## Start Provided records

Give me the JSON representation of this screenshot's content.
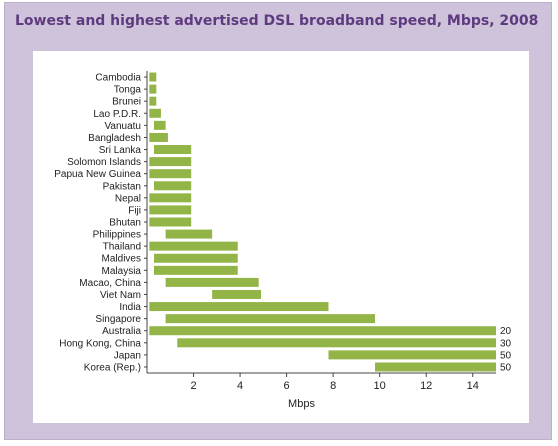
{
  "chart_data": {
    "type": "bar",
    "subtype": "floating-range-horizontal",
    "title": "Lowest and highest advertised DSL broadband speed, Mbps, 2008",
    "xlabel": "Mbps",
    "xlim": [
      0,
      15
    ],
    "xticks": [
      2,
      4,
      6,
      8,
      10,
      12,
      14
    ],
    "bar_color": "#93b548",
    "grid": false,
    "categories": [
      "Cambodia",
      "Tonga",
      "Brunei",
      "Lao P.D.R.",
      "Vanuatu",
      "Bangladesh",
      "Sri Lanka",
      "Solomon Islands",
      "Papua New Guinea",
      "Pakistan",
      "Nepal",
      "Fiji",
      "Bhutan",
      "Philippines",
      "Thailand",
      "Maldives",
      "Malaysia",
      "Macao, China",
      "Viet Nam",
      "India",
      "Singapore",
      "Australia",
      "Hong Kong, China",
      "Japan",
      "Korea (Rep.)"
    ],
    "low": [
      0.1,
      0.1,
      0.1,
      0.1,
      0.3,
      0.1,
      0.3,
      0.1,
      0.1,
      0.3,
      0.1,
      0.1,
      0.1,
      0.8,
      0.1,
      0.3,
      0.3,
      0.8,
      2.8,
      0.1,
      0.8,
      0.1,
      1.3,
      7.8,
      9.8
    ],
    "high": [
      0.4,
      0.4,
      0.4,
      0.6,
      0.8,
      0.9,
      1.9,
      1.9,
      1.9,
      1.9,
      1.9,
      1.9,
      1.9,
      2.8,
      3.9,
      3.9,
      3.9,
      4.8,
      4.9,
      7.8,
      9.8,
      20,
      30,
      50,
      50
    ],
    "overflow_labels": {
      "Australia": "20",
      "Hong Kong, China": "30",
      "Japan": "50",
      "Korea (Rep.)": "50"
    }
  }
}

## End Provided records

### To be done
Repeat all of the records verbatim, leaving out the pictures.

### Written reply
Give me the JSON representation of this screenshot's content.
{
  "chart_data": {
    "type": "bar",
    "subtype": "floating-range-horizontal",
    "title": "Lowest and highest advertised DSL broadband speed, Mbps, 2008",
    "xlabel": "Mbps",
    "xlim": [
      0,
      15
    ],
    "xticks": [
      2,
      4,
      6,
      8,
      10,
      12,
      14
    ],
    "bar_color": "#93b548",
    "grid": false,
    "categories": [
      "Cambodia",
      "Tonga",
      "Brunei",
      "Lao P.D.R.",
      "Vanuatu",
      "Bangladesh",
      "Sri Lanka",
      "Solomon Islands",
      "Papua New Guinea",
      "Pakistan",
      "Nepal",
      "Fiji",
      "Bhutan",
      "Philippines",
      "Thailand",
      "Maldives",
      "Malaysia",
      "Macao, China",
      "Viet Nam",
      "India",
      "Singapore",
      "Australia",
      "Hong Kong, China",
      "Japan",
      "Korea (Rep.)"
    ],
    "low": [
      0.1,
      0.1,
      0.1,
      0.1,
      0.3,
      0.1,
      0.3,
      0.1,
      0.1,
      0.3,
      0.1,
      0.1,
      0.1,
      0.8,
      0.1,
      0.3,
      0.3,
      0.8,
      2.8,
      0.1,
      0.8,
      0.1,
      1.3,
      7.8,
      9.8
    ],
    "high": [
      0.4,
      0.4,
      0.4,
      0.6,
      0.8,
      0.9,
      1.9,
      1.9,
      1.9,
      1.9,
      1.9,
      1.9,
      1.9,
      2.8,
      3.9,
      3.9,
      3.9,
      4.8,
      4.9,
      7.8,
      9.8,
      20,
      30,
      50,
      50
    ],
    "overflow_labels": {
      "Australia": "20",
      "Hong Kong, China": "30",
      "Japan": "50",
      "Korea (Rep.)": "50"
    }
  }
}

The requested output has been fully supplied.